[Start EXTRACTED MATERIAL]
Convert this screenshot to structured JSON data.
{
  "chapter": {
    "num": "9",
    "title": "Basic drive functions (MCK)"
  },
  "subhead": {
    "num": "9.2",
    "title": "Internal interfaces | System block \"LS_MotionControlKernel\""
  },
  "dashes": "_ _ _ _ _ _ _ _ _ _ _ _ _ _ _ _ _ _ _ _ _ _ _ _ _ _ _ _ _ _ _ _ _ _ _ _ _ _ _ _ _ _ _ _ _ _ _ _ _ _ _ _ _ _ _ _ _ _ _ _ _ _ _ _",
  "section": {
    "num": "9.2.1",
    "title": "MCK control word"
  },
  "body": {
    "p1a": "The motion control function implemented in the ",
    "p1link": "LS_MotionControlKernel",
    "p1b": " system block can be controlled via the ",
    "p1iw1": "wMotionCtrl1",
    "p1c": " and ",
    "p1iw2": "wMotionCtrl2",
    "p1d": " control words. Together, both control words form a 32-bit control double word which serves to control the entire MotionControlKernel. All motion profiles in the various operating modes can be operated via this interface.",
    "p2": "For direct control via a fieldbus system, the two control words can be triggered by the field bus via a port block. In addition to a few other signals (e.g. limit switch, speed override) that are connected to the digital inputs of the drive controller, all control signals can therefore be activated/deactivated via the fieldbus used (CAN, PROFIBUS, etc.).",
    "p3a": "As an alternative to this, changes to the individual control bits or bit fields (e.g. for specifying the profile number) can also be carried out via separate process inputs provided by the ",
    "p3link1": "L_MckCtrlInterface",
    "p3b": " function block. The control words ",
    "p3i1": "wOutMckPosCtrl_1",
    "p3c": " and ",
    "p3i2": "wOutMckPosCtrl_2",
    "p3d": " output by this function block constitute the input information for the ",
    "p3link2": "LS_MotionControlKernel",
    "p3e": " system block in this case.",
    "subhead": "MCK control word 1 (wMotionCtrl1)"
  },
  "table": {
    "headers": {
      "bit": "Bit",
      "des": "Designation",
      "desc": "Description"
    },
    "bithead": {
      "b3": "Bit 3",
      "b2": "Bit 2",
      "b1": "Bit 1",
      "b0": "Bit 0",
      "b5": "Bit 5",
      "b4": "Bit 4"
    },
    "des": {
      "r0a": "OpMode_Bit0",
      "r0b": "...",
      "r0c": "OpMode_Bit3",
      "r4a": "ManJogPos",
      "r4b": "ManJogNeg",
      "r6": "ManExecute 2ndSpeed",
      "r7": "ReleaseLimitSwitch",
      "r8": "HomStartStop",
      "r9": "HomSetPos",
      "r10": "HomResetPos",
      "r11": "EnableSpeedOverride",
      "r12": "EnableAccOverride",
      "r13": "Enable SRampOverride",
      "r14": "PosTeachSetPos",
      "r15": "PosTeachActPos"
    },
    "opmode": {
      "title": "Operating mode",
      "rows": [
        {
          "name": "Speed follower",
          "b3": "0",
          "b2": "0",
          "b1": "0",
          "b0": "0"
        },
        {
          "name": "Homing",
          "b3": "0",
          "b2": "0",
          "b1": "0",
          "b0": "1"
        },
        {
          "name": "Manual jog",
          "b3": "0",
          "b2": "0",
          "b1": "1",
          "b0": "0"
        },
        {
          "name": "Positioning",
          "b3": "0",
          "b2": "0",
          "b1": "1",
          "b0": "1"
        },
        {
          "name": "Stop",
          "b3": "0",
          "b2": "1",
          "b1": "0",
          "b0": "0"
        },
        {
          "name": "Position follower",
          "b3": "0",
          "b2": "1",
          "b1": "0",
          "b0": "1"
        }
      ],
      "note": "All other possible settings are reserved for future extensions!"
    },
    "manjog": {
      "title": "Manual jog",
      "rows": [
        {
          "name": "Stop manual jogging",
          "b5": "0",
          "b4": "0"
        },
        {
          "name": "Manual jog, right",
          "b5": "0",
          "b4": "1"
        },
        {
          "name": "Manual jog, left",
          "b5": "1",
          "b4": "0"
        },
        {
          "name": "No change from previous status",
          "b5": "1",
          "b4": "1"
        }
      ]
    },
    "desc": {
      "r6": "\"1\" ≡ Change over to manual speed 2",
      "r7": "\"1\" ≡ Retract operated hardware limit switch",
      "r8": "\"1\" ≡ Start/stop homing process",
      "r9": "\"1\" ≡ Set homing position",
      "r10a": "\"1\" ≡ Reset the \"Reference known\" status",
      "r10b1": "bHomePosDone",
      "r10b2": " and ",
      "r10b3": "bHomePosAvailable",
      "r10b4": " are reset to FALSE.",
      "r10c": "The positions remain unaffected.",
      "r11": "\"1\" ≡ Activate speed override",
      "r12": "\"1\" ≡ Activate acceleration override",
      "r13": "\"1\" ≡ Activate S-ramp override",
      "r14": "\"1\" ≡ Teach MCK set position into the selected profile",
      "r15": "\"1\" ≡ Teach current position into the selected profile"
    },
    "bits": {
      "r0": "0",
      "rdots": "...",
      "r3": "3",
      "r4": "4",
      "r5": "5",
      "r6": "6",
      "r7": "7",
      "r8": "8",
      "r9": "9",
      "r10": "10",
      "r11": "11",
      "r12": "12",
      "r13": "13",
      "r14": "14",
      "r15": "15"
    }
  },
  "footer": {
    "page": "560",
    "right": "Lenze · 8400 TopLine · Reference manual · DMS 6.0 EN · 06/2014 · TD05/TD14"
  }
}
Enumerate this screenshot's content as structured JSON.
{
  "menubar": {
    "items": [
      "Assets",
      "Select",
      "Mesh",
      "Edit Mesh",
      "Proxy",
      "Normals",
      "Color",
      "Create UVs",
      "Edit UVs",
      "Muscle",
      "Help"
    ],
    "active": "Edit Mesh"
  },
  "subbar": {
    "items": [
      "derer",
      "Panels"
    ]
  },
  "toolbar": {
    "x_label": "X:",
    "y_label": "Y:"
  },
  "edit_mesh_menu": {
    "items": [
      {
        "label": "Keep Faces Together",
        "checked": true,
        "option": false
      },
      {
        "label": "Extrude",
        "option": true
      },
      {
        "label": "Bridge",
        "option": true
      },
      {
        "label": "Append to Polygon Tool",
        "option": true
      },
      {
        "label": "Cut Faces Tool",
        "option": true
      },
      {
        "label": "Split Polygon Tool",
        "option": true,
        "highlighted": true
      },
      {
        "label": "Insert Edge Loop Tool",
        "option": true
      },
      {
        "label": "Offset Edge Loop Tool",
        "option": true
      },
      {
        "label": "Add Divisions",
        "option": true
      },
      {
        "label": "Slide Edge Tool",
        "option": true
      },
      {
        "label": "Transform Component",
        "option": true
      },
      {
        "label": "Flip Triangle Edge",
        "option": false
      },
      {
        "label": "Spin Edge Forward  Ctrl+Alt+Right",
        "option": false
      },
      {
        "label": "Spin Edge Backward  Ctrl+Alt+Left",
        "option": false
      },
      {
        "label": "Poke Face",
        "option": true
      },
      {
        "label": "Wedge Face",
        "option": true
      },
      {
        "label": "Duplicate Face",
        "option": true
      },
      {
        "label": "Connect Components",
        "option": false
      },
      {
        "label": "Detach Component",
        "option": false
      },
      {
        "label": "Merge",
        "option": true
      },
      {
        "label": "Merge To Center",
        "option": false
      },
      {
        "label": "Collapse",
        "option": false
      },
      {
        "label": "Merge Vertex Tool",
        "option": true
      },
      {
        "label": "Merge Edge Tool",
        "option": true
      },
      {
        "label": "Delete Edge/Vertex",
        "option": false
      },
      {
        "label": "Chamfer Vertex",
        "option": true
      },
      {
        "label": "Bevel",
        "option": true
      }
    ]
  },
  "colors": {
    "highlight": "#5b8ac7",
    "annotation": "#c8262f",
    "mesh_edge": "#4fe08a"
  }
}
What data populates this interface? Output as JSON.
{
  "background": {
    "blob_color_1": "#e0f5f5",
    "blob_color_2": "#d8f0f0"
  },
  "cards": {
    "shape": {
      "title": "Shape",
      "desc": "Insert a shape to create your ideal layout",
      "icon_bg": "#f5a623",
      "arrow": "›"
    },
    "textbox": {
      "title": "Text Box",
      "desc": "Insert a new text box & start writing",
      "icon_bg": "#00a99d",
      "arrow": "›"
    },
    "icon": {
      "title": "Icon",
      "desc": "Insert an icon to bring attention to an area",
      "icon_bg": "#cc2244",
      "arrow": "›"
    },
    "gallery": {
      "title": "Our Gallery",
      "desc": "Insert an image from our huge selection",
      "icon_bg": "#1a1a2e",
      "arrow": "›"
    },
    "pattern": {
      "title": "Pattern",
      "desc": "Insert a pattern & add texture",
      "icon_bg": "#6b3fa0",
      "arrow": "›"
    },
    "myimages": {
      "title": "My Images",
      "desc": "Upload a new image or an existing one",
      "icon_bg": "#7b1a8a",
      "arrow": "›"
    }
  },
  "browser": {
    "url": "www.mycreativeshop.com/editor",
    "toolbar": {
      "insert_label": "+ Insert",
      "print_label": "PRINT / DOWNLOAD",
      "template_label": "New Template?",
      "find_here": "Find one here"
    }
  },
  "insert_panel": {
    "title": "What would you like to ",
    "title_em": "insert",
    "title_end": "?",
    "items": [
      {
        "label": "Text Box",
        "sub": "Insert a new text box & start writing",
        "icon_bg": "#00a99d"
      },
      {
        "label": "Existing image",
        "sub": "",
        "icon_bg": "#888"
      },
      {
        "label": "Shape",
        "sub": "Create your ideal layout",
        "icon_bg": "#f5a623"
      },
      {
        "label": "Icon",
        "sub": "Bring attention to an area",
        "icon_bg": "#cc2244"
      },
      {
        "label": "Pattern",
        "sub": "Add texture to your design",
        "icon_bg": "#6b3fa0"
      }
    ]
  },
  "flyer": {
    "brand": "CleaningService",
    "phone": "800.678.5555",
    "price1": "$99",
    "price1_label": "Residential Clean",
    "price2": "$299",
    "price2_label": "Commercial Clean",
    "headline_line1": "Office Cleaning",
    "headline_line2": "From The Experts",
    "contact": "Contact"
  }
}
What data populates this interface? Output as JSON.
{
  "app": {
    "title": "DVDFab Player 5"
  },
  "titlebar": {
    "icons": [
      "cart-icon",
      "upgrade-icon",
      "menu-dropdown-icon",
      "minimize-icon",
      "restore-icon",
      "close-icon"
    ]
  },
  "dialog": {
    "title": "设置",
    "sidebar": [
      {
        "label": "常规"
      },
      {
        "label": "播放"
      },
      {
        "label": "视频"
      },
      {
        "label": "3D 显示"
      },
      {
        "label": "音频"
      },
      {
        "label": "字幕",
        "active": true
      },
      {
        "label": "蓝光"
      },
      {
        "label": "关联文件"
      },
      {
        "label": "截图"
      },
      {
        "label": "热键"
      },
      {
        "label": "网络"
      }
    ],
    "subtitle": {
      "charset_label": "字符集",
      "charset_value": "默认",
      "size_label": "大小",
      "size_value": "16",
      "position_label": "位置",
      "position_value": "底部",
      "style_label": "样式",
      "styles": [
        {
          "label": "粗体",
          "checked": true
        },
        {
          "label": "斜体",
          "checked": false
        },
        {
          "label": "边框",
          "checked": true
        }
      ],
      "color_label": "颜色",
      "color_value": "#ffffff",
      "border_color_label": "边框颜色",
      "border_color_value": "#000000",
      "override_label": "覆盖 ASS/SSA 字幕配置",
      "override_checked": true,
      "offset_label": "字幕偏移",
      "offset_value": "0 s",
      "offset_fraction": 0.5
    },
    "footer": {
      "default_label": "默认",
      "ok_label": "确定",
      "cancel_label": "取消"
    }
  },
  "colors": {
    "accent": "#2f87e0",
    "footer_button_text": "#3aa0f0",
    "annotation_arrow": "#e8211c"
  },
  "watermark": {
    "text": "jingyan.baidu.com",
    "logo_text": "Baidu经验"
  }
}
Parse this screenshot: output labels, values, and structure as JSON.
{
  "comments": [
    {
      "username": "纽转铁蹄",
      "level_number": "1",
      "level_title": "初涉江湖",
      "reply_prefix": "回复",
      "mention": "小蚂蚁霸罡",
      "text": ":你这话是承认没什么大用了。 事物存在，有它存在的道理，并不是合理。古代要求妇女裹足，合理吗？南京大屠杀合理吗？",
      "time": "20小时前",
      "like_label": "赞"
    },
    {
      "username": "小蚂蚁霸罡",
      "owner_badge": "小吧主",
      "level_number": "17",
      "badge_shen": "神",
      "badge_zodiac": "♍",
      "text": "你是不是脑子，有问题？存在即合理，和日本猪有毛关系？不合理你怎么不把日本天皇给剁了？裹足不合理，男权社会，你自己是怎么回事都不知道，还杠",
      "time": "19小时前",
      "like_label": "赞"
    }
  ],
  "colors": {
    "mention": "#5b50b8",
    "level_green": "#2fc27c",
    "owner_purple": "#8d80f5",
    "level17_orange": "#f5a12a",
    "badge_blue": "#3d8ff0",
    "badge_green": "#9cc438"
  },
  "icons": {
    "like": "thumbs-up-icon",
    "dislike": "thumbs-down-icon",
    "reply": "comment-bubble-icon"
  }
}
[End EXTRACTED MATERIAL]
Copy exactly the lines of the listing above, beginning at the line with "Parse this screenshot: output" and ending at its final line; write out nothing else.

### [OUTPUT OF THE EXERCISE]
Parse this screenshot: output labels, values, and structure as JSON.
{
  "comments": [
    {
      "username": "纽转铁蹄",
      "level_number": "1",
      "level_title": "初涉江湖",
      "reply_prefix": "回复",
      "mention": "小蚂蚁霸罡",
      "text": ":你这话是承认没什么大用了。 事物存在，有它存在的道理，并不是合理。古代要求妇女裹足，合理吗？南京大屠杀合理吗？",
      "time": "20小时前",
      "like_label": "赞"
    },
    {
      "username": "小蚂蚁霸罡",
      "owner_badge": "小吧主",
      "level_number": "17",
      "badge_shen": "神",
      "badge_zodiac": "♍",
      "text": "你是不是脑子，有问题？存在即合理，和日本猪有毛关系？不合理你怎么不把日本天皇给剁了？裹足不合理，男权社会，你自己是怎么回事都不知道，还杠",
      "time": "19小时前",
      "like_label": "赞"
    }
  ],
  "colors": {
    "mention": "#5b50b8",
    "level_green": "#2fc27c",
    "owner_purple": "#8d80f5",
    "level17_orange": "#f5a12a",
    "badge_blue": "#3d8ff0",
    "badge_green": "#9cc438"
  },
  "icons": {
    "like": "thumbs-up-icon",
    "dislike": "thumbs-down-icon",
    "reply": "comment-bubble-icon"
  }
}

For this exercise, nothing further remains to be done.